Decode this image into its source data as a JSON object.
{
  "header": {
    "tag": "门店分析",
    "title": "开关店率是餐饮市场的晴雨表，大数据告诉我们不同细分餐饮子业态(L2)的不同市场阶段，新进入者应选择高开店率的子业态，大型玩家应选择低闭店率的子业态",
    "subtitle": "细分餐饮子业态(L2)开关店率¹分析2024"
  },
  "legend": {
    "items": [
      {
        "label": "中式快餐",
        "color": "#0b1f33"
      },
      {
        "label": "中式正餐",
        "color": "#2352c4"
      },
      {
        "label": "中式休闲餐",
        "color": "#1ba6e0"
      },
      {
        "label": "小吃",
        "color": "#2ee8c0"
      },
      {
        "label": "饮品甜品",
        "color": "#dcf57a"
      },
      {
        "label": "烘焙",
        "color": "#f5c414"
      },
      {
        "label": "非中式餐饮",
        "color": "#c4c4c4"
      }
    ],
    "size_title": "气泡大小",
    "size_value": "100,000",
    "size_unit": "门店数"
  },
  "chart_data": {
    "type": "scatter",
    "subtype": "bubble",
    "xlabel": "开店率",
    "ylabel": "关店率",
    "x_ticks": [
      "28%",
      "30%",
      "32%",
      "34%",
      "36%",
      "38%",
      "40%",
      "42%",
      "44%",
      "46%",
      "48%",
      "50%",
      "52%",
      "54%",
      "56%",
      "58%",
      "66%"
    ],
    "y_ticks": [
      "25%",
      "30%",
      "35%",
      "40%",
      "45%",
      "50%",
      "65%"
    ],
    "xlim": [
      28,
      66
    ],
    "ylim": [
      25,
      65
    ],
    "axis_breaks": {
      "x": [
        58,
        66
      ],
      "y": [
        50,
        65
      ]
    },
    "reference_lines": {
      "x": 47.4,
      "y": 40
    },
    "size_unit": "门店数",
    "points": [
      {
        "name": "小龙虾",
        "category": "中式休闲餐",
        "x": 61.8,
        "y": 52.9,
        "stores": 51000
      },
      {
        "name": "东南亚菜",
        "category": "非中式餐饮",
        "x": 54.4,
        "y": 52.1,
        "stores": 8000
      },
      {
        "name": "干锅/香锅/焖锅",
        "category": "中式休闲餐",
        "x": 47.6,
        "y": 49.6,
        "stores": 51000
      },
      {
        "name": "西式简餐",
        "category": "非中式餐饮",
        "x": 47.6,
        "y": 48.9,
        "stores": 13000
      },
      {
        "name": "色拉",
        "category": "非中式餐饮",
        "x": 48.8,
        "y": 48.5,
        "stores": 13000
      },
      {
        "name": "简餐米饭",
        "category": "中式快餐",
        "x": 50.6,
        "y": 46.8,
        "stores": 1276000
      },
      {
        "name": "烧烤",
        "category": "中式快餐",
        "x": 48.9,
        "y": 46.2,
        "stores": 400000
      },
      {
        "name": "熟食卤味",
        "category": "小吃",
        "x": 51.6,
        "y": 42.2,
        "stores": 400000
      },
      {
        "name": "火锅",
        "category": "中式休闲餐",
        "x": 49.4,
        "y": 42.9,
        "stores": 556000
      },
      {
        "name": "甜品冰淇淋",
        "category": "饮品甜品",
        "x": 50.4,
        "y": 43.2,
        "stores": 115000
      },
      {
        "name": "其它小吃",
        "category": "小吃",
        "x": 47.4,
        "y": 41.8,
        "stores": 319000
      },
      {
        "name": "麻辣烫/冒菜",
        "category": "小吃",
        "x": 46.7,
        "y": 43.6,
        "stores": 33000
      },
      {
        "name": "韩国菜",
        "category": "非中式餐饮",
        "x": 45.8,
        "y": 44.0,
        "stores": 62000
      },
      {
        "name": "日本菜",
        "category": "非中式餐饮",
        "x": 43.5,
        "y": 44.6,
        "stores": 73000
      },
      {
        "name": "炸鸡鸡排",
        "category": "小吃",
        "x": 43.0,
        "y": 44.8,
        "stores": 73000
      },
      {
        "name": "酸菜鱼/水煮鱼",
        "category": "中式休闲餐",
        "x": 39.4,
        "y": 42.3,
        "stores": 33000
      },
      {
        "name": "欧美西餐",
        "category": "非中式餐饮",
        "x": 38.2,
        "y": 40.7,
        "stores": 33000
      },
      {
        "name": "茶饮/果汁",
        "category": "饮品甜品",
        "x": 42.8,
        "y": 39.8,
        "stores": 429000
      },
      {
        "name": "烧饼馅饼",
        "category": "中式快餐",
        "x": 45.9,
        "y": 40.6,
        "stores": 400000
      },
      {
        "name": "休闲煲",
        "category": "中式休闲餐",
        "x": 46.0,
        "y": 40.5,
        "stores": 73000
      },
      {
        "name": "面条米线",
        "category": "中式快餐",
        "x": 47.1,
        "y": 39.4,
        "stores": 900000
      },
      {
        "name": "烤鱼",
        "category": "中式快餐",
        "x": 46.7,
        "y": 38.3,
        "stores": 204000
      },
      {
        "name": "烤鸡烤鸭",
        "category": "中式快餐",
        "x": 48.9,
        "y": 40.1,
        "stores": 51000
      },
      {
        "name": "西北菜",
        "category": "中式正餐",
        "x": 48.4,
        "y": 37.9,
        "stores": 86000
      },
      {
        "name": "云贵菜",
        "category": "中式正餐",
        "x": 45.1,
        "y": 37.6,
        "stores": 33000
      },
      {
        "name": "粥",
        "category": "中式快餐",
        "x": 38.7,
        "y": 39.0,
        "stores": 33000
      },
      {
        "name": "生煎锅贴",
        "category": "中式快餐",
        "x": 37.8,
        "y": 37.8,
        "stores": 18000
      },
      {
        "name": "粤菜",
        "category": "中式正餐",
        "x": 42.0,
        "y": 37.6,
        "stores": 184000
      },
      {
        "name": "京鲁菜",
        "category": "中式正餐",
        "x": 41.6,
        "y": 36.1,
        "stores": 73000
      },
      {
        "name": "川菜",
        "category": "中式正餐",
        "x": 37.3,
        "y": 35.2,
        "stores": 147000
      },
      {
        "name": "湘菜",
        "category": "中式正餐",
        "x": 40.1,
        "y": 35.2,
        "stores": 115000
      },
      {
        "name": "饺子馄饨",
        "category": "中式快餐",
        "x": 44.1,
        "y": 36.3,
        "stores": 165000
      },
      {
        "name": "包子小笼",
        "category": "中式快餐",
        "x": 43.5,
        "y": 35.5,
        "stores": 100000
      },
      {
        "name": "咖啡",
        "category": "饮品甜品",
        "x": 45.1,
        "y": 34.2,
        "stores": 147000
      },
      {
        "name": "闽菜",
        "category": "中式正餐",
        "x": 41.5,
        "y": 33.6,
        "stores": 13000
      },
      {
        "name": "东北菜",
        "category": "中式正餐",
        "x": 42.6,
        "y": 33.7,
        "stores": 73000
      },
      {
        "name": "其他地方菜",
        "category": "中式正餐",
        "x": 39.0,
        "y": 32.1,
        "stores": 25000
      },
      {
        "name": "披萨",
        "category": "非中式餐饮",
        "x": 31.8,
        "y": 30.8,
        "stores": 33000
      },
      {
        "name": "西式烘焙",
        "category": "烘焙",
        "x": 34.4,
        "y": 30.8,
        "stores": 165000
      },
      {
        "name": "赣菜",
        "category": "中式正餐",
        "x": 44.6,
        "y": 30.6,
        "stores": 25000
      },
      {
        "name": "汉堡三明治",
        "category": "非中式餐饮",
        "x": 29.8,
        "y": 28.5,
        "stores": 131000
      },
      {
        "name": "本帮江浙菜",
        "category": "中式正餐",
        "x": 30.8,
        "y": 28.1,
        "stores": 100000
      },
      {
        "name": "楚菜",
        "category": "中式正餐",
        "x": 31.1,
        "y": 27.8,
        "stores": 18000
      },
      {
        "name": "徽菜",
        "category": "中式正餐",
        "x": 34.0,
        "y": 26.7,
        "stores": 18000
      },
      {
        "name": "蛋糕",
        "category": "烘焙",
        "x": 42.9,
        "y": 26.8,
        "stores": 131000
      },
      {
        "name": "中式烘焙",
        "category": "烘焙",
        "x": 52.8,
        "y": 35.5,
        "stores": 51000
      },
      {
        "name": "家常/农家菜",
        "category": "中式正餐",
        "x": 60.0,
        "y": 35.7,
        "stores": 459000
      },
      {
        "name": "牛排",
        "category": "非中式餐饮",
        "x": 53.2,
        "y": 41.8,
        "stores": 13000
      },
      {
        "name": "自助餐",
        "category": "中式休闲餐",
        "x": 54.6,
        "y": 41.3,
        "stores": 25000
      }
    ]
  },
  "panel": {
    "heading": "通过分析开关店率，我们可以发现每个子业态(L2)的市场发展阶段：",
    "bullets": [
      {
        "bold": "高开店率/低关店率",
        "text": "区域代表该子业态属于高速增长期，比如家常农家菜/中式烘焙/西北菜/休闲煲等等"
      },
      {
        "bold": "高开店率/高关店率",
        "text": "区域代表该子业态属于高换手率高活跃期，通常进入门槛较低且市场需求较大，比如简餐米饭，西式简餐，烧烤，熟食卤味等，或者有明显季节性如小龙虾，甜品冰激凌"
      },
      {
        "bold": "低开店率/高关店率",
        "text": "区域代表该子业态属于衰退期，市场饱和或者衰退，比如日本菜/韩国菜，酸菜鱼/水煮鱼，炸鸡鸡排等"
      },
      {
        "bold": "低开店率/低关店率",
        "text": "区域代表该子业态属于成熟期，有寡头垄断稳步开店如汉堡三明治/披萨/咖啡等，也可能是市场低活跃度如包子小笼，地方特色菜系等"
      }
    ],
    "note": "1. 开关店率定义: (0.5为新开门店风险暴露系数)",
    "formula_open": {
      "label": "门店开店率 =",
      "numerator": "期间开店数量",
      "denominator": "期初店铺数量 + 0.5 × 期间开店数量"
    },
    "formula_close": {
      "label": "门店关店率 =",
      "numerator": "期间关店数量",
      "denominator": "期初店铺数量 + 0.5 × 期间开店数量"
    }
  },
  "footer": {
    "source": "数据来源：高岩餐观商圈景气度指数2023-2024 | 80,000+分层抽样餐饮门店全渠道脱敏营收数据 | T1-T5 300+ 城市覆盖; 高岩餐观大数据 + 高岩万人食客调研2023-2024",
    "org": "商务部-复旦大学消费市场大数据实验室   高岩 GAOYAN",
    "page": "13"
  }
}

» **TASK TO COMPLETE**:
Copy each line of the listing that contains the string "source".

» **WRITTEN RESPONSE**:
Decode this image into its source data as a JSON object.
    "source": "数据来源：高岩餐观商圈景气度指数2023-2024 | 80,000+分层抽样餐饮门店全渠道脱敏营收数据 | T1-T5 300+ 城市覆盖; 高岩餐观大数据 + 高岩万人食客调研2023-2024",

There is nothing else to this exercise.